- **GOAL OF THE EXERCISE**:
Track down each line that has the word "Расходы" and copy it.

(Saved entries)
= = =

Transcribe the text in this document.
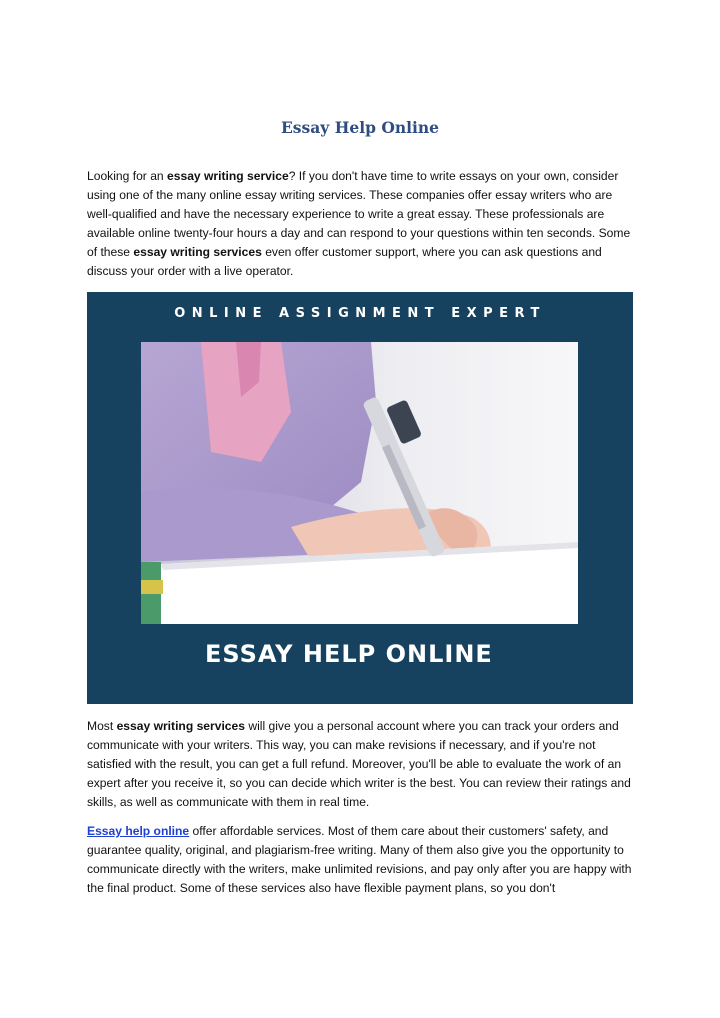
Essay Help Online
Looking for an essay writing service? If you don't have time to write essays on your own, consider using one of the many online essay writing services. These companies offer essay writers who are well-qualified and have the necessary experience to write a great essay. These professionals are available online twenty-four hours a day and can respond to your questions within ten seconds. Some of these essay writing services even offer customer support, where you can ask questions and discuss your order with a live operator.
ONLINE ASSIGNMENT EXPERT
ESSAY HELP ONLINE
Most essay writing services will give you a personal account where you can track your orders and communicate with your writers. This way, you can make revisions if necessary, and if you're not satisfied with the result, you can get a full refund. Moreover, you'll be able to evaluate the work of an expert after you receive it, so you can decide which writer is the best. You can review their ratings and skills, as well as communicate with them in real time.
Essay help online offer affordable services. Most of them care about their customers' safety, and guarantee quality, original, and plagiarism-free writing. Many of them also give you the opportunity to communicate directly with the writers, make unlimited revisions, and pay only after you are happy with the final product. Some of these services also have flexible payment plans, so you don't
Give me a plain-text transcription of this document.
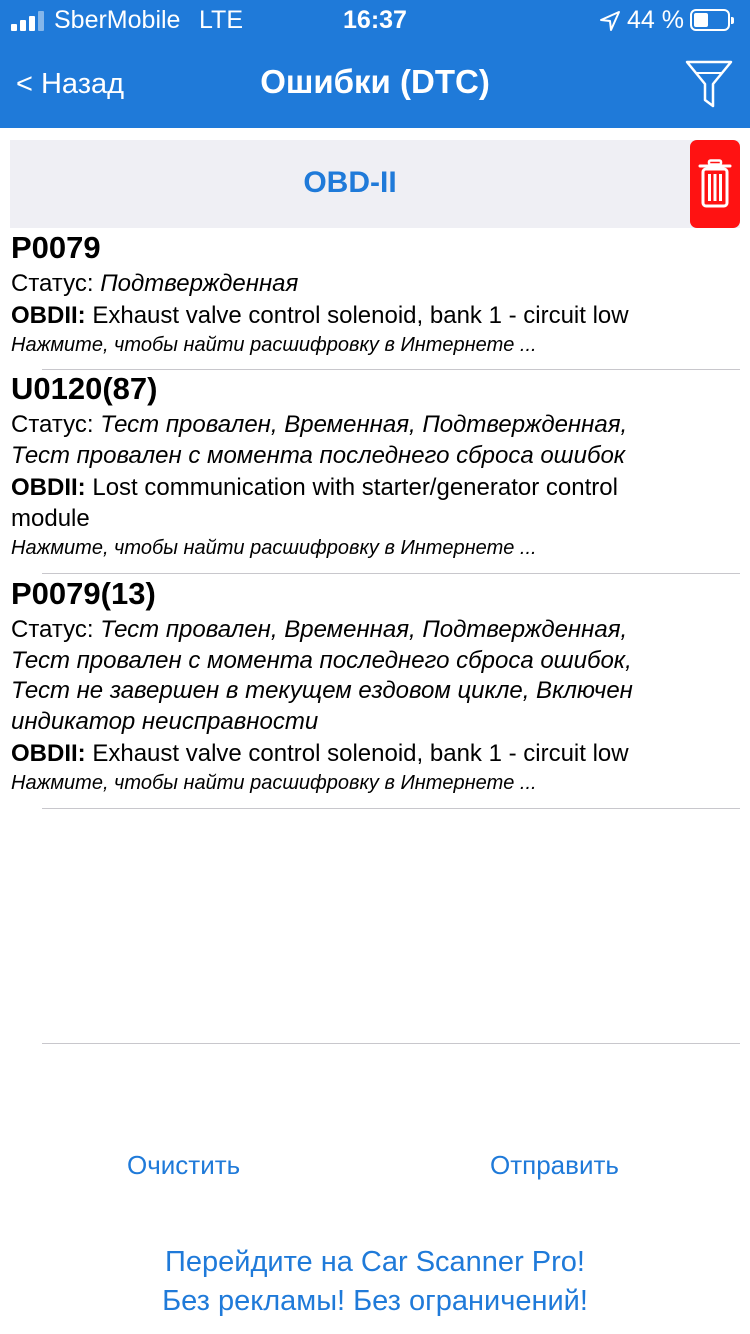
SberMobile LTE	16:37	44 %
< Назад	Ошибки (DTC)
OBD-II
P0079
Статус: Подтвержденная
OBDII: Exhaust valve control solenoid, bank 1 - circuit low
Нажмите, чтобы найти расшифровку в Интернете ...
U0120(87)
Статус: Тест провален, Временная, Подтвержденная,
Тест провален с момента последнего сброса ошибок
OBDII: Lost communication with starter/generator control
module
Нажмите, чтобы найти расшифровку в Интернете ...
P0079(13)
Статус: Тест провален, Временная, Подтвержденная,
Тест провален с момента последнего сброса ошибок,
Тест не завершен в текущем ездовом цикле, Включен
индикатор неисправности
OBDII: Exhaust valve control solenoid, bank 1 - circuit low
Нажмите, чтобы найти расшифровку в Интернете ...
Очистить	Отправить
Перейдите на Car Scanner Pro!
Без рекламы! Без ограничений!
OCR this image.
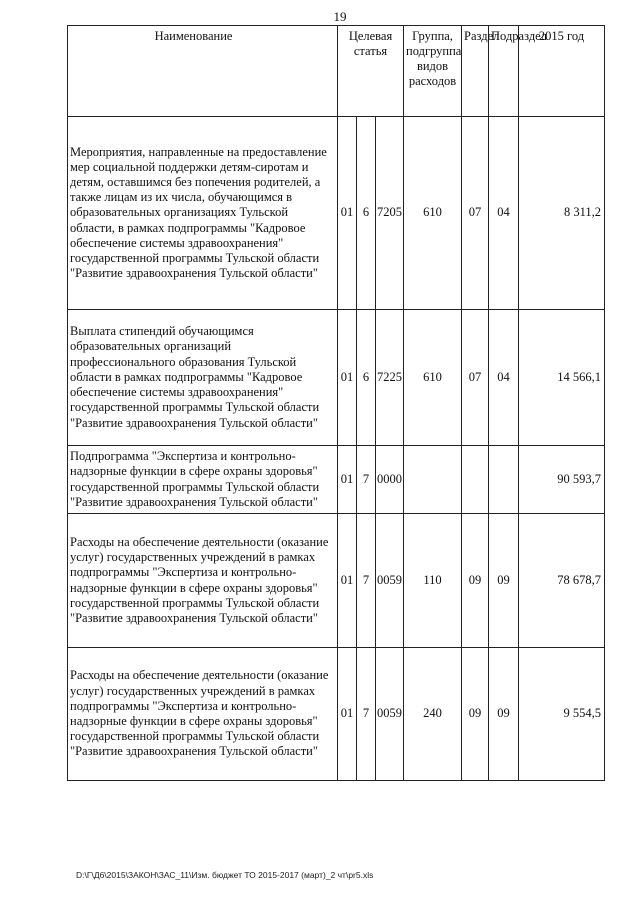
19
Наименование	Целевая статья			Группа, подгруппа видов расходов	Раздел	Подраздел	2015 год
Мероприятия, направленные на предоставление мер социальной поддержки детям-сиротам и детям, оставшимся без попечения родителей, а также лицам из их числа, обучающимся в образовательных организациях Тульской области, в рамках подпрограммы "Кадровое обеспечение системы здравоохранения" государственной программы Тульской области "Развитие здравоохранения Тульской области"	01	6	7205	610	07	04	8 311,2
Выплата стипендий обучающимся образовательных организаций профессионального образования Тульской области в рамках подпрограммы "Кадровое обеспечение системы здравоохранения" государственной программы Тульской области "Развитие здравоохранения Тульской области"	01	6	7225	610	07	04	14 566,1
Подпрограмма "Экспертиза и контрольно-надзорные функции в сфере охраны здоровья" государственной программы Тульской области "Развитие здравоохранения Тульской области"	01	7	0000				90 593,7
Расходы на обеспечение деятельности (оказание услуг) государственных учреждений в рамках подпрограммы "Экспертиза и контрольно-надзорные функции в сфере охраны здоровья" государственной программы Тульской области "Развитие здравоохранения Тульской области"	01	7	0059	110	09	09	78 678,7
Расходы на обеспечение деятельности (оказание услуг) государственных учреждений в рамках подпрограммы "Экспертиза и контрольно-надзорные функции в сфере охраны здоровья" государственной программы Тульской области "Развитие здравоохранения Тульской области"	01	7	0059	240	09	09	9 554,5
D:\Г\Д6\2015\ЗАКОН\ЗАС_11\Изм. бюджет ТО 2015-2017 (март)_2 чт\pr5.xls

= = =

- **ANSWER FOR THIS EXERCISE**:
Расходы на обеспечение деятельности (оказание услуг) государственных учреждений в рамках подпрограммы "Экспертиза и контрольно-надзорные функции в сфере охраны здоровья" государственной программы Тульской области "Развитие здравоохранения Тульской области"	01	7	0059	110	09	09	78 678,7
Расходы на обеспечение деятельности (оказание услуг) государственных учреждений в рамках подпрограммы "Экспертиза и контрольно-надзорные функции в сфере охраны здоровья" государственной программы Тульской области "Развитие здравоохранения Тульской области"	01	7	0059	240	09	09	9 554,5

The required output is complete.